--- Start ---

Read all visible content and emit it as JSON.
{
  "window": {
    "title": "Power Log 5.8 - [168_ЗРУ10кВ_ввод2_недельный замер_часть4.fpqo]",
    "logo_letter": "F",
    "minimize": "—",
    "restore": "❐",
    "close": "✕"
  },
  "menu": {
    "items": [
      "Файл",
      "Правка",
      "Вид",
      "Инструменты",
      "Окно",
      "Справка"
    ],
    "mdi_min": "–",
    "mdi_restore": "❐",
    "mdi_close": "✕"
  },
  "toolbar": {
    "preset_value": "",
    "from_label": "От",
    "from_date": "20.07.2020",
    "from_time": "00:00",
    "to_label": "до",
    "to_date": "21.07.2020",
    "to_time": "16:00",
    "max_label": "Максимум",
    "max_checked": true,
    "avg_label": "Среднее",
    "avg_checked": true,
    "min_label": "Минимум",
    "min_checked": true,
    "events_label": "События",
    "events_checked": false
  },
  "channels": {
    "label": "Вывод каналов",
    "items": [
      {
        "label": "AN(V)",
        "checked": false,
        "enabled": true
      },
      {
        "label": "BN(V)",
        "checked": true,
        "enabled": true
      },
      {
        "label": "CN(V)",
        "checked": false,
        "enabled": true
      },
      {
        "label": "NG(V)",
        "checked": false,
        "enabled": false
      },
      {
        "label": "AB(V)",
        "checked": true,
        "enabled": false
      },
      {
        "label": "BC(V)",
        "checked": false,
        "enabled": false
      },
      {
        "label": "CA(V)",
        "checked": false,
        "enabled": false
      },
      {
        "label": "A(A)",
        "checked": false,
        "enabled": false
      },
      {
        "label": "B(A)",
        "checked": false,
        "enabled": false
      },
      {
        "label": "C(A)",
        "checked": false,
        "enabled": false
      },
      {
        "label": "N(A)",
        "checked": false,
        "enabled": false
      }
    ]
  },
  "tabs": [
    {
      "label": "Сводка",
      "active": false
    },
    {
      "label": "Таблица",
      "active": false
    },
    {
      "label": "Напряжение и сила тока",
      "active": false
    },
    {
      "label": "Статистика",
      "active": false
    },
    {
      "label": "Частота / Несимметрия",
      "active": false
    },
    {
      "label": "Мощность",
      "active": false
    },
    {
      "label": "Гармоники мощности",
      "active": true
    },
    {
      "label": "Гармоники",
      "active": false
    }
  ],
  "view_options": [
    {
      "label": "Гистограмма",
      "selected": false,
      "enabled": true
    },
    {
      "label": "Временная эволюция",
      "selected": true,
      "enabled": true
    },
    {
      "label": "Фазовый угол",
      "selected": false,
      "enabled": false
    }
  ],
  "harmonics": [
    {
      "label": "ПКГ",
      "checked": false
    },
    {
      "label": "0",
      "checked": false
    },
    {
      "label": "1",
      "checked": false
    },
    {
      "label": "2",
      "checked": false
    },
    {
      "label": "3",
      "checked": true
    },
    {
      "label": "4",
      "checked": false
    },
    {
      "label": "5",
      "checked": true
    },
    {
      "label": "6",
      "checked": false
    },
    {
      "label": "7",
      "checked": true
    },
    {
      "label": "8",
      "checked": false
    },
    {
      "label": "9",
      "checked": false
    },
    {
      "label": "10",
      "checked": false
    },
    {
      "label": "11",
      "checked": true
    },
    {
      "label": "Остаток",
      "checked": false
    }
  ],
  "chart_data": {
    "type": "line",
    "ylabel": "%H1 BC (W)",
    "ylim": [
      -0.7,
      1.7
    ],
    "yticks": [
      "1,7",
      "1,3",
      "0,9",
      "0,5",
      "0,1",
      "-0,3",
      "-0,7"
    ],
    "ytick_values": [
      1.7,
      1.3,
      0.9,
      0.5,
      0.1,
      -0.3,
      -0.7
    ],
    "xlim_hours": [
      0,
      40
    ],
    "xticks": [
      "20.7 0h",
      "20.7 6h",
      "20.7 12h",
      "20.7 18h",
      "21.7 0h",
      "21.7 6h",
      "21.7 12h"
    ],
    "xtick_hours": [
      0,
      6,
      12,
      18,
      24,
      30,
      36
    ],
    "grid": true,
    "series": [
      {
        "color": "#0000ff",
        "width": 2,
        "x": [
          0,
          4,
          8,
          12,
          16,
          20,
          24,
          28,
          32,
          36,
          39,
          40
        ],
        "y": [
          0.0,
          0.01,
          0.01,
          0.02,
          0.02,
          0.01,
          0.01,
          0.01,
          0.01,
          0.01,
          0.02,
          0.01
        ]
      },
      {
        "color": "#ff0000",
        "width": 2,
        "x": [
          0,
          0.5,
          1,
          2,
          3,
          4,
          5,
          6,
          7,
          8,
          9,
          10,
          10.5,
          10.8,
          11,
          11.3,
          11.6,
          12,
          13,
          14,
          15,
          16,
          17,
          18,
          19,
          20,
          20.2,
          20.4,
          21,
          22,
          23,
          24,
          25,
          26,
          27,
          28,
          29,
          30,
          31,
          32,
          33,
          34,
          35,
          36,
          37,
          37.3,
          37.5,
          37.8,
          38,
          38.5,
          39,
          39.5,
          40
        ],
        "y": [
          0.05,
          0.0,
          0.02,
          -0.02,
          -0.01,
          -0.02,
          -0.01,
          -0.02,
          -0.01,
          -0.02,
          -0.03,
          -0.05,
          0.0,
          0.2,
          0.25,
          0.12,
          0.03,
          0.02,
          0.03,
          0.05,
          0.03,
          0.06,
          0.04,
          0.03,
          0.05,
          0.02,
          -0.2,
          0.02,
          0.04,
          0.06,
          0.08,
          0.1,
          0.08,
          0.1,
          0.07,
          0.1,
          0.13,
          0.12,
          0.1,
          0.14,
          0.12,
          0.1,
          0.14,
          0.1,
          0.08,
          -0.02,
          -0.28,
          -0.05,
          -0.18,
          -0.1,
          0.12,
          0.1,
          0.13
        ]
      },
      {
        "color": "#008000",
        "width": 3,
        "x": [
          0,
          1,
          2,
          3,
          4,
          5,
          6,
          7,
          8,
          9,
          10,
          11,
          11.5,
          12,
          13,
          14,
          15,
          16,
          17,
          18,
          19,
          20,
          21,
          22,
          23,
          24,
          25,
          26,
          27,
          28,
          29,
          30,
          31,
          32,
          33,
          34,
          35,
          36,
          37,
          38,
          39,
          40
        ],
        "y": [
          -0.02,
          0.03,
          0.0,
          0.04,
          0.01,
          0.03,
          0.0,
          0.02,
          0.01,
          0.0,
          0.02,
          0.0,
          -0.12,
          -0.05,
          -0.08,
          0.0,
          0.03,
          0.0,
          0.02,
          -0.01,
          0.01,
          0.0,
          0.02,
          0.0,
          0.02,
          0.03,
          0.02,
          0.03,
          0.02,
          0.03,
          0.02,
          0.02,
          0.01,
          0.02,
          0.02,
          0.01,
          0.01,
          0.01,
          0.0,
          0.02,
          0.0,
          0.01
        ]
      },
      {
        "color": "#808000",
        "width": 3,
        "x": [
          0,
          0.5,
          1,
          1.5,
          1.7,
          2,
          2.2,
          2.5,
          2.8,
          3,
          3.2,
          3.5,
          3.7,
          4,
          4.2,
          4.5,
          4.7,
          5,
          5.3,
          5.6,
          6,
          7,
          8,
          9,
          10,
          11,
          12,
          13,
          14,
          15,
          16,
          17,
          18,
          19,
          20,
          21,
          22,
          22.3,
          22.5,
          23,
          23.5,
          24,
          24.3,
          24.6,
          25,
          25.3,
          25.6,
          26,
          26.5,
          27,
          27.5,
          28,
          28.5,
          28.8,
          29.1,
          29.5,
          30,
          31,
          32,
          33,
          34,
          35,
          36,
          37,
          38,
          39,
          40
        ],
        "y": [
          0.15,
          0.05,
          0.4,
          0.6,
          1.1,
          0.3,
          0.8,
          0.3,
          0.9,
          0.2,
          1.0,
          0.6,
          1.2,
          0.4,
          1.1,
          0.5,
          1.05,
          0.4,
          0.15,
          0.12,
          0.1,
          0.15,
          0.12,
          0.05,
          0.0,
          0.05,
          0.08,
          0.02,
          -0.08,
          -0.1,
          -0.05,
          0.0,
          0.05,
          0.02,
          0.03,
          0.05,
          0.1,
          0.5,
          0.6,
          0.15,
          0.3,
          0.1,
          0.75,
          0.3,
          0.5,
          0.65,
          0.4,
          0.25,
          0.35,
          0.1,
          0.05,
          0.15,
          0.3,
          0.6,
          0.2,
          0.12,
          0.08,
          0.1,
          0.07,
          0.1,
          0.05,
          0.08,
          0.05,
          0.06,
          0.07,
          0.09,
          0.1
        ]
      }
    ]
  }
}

--- End ---

__WHAT TO DO__.
Read the entries and select each line where the word "color" is found.

__OUTPUT BELOW__.
        "color": "#0000ff",
        "color": "#ff0000",
        "color": "#008000",
        "color": "#808000",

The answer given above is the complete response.